Records from a dataset:
------------------------

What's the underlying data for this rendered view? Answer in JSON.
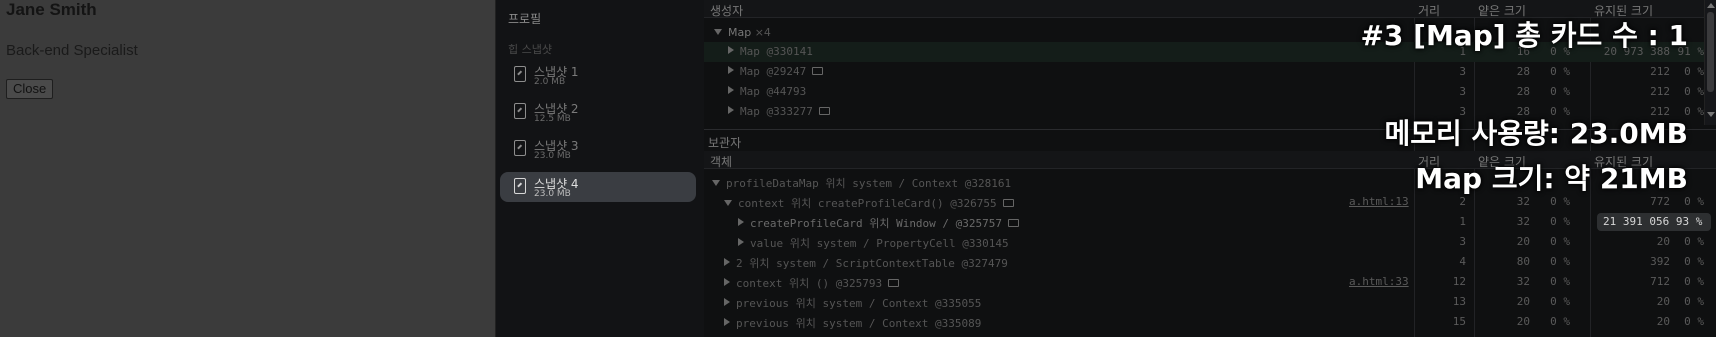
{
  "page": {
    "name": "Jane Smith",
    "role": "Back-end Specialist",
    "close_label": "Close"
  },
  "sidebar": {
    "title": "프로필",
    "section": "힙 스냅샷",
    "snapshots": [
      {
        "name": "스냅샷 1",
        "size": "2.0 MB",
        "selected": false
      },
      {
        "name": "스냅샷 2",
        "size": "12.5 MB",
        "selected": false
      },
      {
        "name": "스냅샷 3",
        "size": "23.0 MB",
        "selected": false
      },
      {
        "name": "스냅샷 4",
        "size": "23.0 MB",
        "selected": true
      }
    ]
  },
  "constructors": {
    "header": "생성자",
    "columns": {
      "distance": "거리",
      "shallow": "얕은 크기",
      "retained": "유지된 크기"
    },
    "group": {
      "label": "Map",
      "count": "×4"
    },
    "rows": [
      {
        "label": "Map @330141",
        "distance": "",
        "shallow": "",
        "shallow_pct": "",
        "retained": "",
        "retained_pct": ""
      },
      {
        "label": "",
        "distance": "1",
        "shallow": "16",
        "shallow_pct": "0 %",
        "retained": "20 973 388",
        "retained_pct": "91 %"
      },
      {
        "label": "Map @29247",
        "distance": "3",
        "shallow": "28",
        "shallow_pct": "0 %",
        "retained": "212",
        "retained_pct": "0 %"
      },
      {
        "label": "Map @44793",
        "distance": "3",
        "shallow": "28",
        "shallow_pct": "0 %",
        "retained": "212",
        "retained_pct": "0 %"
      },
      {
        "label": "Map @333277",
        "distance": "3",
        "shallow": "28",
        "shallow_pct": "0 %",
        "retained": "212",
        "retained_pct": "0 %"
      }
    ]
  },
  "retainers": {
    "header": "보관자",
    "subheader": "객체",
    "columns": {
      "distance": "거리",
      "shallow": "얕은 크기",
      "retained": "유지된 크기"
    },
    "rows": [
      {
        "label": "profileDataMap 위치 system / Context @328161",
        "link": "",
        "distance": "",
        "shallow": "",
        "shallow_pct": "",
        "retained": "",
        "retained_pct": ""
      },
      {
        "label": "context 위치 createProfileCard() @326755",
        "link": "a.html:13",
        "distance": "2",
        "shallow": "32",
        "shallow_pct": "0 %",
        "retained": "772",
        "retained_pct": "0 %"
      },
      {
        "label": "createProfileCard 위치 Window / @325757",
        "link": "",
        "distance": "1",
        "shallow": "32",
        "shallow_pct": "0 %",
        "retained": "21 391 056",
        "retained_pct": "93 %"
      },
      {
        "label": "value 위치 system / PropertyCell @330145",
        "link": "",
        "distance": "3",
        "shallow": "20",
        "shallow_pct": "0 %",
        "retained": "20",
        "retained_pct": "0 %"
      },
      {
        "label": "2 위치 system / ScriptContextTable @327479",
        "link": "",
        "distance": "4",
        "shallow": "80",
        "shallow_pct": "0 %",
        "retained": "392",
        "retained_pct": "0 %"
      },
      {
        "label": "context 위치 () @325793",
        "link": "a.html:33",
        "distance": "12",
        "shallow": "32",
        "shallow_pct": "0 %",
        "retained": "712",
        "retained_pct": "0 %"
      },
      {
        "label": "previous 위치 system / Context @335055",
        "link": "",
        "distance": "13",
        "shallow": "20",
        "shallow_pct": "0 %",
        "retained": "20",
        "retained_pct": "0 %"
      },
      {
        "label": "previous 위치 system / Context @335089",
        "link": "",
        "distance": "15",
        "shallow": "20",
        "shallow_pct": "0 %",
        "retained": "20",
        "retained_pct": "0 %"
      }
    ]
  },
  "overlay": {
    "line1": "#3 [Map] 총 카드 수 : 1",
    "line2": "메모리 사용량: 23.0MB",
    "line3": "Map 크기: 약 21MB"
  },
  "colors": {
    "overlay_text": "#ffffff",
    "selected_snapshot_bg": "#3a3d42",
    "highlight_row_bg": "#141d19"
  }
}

------------------------

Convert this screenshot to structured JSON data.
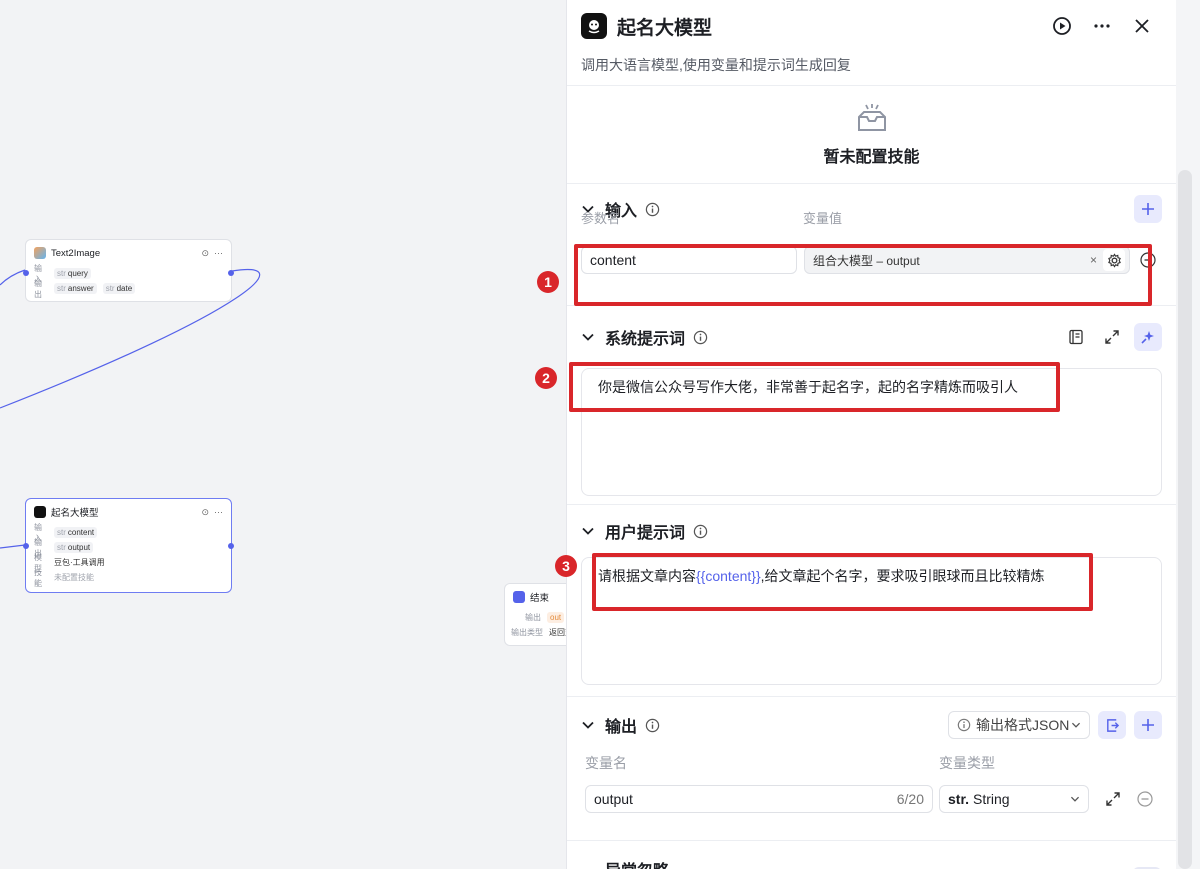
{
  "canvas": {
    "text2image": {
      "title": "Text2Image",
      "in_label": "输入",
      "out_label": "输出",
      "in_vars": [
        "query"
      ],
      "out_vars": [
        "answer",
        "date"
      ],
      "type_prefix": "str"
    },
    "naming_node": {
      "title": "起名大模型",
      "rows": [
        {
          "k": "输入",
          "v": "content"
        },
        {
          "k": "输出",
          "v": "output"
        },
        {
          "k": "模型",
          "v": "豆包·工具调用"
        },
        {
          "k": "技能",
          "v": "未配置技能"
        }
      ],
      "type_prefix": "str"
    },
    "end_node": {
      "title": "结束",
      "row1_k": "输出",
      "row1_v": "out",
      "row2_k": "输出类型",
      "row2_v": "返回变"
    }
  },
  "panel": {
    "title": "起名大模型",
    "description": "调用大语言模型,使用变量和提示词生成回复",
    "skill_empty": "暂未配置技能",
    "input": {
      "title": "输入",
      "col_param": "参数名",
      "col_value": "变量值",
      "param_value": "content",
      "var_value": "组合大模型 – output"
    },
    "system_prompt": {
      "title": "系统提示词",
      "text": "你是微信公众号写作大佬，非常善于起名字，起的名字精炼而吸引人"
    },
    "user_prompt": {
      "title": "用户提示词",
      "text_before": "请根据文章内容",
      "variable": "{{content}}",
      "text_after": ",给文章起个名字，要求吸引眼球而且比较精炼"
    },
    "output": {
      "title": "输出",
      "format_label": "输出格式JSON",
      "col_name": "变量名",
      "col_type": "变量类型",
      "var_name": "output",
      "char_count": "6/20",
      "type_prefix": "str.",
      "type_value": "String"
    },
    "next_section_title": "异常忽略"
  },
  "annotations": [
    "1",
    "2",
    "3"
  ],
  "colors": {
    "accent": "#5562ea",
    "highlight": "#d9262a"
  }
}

------------------------

**Brief:** Report each line in the preceding entries that holds the string "content".

**Answer to the task:**
          "v": "content"
      "param_value": "content",
      "variable": "{{content}}",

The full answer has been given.